## TASK DATA
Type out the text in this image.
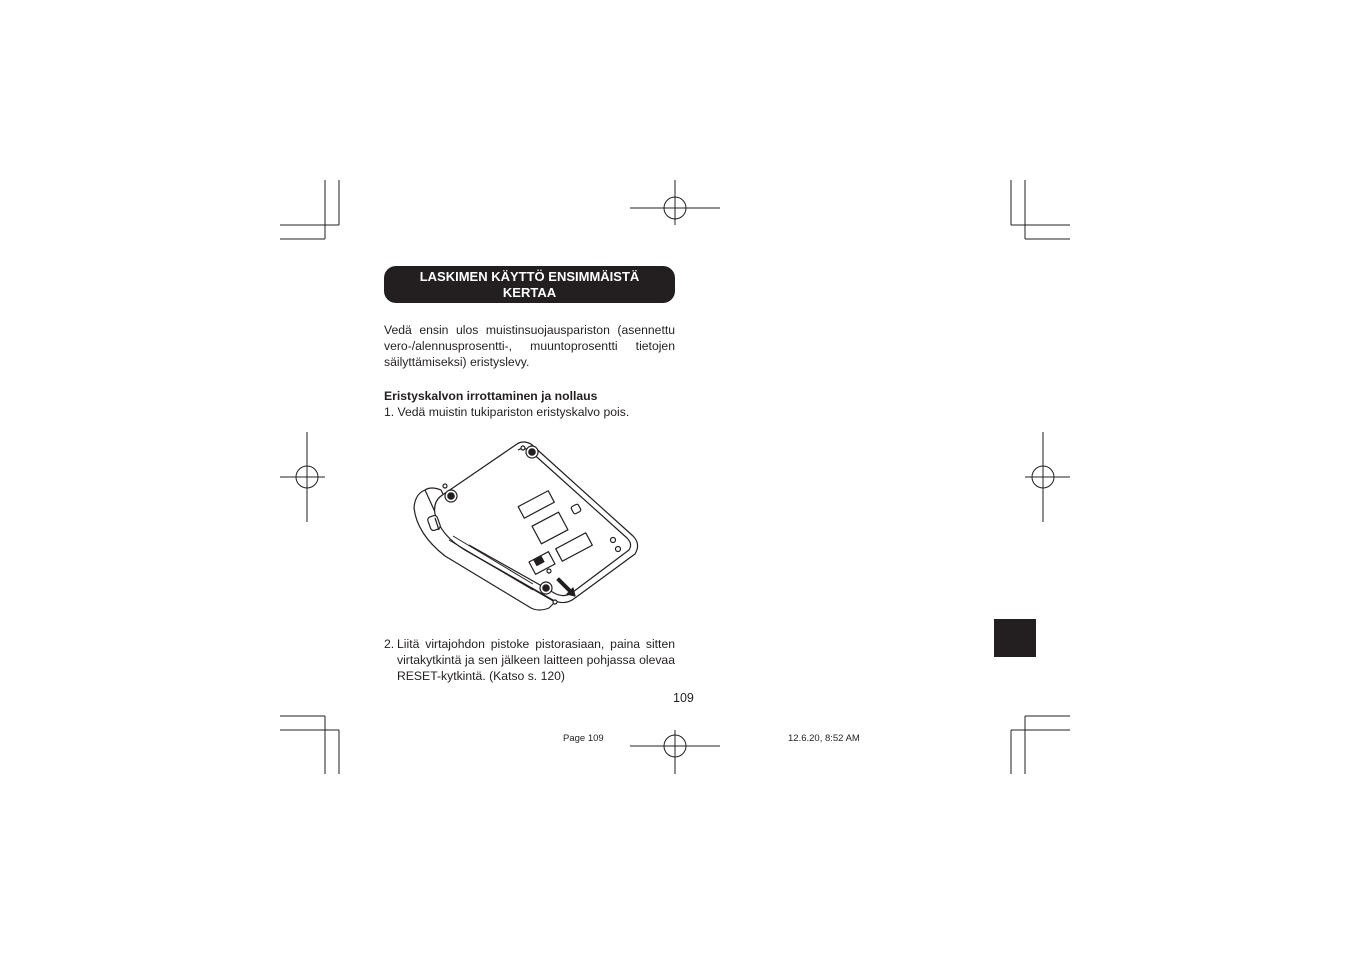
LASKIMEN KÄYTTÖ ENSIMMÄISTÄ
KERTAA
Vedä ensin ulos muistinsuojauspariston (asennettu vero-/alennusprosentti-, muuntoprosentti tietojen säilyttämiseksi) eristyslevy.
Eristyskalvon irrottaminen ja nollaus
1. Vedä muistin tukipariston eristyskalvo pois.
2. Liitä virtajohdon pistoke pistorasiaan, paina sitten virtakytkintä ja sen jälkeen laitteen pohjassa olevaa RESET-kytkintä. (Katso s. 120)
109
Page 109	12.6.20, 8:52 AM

## STATED EXERCISE
In the entries above, identify each line that includes the string "Vedä", then copy it.

## RESPONSE
Vedä ensin ulos muistinsuojauspariston (asennettu vero-/alennusprosentti-, muuntoprosentti tietojen säilyttämiseksi) eristyslevy.
1. Vedä muistin tukipariston eristyskalvo pois.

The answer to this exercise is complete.